* GIVEN REQUEST *
Repeat the material verbatim and drop the pictures.

········

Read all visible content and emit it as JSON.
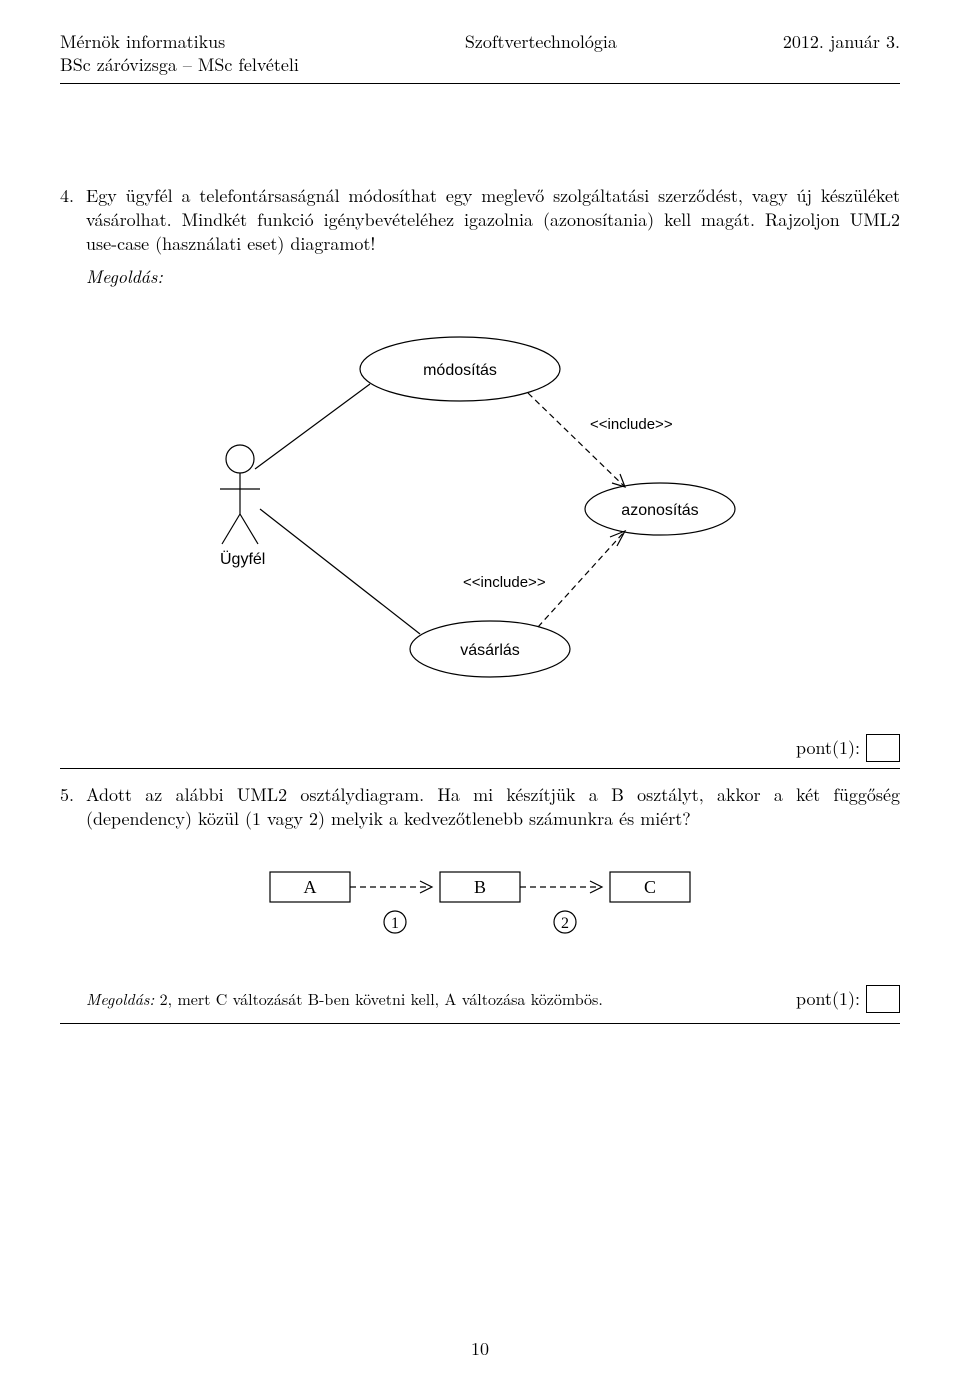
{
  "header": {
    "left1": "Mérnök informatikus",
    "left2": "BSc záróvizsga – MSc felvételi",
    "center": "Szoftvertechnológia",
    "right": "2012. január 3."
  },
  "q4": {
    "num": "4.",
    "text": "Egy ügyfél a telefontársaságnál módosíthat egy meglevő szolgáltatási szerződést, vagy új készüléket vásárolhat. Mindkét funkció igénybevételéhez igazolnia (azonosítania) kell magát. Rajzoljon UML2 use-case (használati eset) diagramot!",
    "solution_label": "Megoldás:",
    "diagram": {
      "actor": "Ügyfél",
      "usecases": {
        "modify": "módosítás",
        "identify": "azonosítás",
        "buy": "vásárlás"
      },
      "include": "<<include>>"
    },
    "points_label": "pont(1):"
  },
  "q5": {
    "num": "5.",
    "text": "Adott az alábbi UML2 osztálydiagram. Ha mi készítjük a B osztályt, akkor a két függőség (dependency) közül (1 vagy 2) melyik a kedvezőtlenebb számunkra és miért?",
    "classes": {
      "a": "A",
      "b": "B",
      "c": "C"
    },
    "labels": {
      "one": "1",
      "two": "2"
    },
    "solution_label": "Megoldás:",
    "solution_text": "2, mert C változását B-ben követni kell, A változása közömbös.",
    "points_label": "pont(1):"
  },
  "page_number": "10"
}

········

* SOLUTION TO THIS PROBLEM *
Read all visible content and emit it as JSON.
{
  "header": {
    "left1": "Mérnök informatikus",
    "left2": "BSc záróvizsga – MSc felvételi",
    "center": "Szoftvertechnológia",
    "right": "2012. január 3."
  },
  "q4": {
    "num": "4.",
    "text": "Egy ügyfél a telefontársaságnál módosíthat egy meglevő szolgáltatási szerződést, vagy új készüléket vásárolhat. Mindkét funkció igénybevételéhez igazolnia (azonosítania) kell magát. Rajzoljon UML2 use-case (használati eset) diagramot!",
    "solution_label": "Megoldás:",
    "diagram": {
      "actor": "Ügyfél",
      "usecases": {
        "modify": "módosítás",
        "identify": "azonosítás",
        "buy": "vásárlás"
      },
      "include": "<<include>>"
    },
    "points_label": "pont(1):"
  },
  "q5": {
    "num": "5.",
    "text": "Adott az alábbi UML2 osztálydiagram. Ha mi készítjük a B osztályt, akkor a két függőség (dependency) közül (1 vagy 2) melyik a kedvezőtlenebb számunkra és miért?",
    "classes": {
      "a": "A",
      "b": "B",
      "c": "C"
    },
    "labels": {
      "one": "1",
      "two": "2"
    },
    "solution_label": "Megoldás:",
    "solution_text": "2, mert C változását B-ben követni kell, A változása közömbös.",
    "points_label": "pont(1):"
  },
  "page_number": "10"
}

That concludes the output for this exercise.